## Start SUPPLIED INFORMATION

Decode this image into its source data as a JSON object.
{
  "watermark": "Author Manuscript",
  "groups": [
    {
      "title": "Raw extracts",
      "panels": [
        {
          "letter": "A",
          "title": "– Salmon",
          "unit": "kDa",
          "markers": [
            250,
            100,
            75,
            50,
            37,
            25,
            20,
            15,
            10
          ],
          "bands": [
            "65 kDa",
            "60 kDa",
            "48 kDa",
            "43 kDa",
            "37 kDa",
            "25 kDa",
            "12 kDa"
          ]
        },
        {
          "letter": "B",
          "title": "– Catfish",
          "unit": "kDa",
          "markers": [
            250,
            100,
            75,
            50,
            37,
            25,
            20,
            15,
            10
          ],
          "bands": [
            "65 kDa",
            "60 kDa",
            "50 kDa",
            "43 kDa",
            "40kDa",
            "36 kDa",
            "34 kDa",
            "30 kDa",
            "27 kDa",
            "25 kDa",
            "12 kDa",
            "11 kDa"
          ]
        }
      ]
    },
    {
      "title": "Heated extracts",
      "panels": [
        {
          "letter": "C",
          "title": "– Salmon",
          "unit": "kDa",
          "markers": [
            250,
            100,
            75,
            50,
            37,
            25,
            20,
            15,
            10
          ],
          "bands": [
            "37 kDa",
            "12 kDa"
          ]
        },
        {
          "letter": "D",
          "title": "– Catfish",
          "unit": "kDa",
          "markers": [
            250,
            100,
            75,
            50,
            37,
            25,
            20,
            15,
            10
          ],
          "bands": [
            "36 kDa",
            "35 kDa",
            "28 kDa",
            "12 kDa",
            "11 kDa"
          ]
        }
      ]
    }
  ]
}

## End SUPPLIED INFORMATION

▸ **GIVEN PROBLEM**
What is the number of lines in the data that hold the word "extracts"? Reply with that number and nothing else.

▸ **RESPONSE TO THIS TASK**
2